GIVEN EXERCISE →
Return, word for word, only the lines from the one containing "Read this page and output its text content." through the last line of the entries.

ITEMS →
:::::

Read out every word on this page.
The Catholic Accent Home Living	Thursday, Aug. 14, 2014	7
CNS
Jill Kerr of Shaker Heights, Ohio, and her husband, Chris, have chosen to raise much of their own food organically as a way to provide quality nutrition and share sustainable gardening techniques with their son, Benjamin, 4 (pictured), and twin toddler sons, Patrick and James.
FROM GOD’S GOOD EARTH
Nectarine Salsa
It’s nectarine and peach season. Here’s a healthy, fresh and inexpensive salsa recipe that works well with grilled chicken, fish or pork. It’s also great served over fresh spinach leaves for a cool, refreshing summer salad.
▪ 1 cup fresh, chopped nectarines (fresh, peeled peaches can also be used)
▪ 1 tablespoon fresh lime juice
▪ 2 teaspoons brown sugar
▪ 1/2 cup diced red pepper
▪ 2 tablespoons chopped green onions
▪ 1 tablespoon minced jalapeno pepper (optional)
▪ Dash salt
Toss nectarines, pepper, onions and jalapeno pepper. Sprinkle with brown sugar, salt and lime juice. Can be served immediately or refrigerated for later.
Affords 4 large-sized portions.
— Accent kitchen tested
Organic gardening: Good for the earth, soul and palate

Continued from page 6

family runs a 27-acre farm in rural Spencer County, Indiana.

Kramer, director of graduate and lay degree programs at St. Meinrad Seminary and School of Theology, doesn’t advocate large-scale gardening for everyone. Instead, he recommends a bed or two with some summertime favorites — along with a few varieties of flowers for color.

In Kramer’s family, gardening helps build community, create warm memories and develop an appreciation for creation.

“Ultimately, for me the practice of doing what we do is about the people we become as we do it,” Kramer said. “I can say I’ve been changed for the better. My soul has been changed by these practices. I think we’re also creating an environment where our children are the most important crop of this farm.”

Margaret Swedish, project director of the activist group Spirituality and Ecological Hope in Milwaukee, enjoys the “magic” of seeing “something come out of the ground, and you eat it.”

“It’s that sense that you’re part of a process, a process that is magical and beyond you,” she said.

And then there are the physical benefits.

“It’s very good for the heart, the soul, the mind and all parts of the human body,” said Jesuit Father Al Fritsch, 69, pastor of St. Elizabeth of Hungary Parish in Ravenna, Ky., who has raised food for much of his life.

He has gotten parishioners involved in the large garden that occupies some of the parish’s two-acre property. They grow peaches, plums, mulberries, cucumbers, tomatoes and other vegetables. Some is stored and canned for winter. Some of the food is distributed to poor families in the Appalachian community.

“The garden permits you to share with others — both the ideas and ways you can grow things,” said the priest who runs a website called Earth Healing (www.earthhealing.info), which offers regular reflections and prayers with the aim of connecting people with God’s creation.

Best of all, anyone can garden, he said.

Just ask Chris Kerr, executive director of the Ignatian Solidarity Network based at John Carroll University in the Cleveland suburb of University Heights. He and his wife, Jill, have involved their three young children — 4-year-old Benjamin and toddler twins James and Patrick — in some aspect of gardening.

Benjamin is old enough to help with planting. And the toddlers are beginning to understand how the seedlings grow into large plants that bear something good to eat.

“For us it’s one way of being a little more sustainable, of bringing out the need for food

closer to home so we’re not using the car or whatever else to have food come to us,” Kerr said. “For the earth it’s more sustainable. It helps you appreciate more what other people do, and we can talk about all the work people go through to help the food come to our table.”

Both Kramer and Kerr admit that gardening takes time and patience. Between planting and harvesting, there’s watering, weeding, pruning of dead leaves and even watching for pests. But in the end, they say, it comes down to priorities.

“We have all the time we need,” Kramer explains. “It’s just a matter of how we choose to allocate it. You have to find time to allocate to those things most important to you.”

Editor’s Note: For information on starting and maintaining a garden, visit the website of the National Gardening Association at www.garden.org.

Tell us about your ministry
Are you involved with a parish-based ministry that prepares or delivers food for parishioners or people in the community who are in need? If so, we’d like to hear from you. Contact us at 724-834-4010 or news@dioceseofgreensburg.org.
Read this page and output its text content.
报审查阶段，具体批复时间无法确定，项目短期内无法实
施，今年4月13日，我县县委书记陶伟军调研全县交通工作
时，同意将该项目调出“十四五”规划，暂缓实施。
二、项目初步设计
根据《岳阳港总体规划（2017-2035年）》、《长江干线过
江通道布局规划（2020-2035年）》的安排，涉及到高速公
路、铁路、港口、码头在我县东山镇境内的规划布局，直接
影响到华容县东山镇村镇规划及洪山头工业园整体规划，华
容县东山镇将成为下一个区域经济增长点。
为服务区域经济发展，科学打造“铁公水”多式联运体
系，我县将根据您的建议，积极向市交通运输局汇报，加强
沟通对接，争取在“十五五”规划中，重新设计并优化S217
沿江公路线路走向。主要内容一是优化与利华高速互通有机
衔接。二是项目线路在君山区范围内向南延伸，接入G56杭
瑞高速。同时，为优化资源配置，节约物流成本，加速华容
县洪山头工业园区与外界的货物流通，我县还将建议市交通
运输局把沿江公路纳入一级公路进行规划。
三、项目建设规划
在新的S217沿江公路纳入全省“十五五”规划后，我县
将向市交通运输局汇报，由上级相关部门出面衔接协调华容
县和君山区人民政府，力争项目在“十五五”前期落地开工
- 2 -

:::::

ANSWER TO THE PROBLEM →
Read this page and output its text content.
报审查阶段，具体批复时间无法确定，项目短期内无法实
施，今年4月13日，我县县委书记陶伟军调研全县交通工作
时，同意将该项目调出“十四五”规划，暂缓实施。
二、项目初步设计
根据《岳阳港总体规划（2017-2035年）》、《长江干线过
江通道布局规划（2020-2035年）》的安排，涉及到高速公
路、铁路、港口、码头在我县东山镇境内的规划布局，直接
影响到华容县东山镇村镇规划及洪山头工业园整体规划，华
容县东山镇将成为下一个区域经济增长点。
为服务区域经济发展，科学打造“铁公水”多式联运体
系，我县将根据您的建议，积极向市交通运输局汇报，加强
沟通对接，争取在“十五五”规划中，重新设计并优化S217
沿江公路线路走向。主要内容一是优化与利华高速互通有机
衔接。二是项目线路在君山区范围内向南延伸，接入G56杭
瑞高速。同时，为优化资源配置，节约物流成本，加速华容
县洪山头工业园区与外界的货物流通，我县还将建议市交通
运输局把沿江公路纳入一级公路进行规划。
三、项目建设规划
在新的S217沿江公路纳入全省“十五五”规划后，我县
将向市交通运输局汇报，由上级相关部门出面衔接协调华容
县和君山区人民政府，力争项目在“十五五”前期落地开工
- 2 -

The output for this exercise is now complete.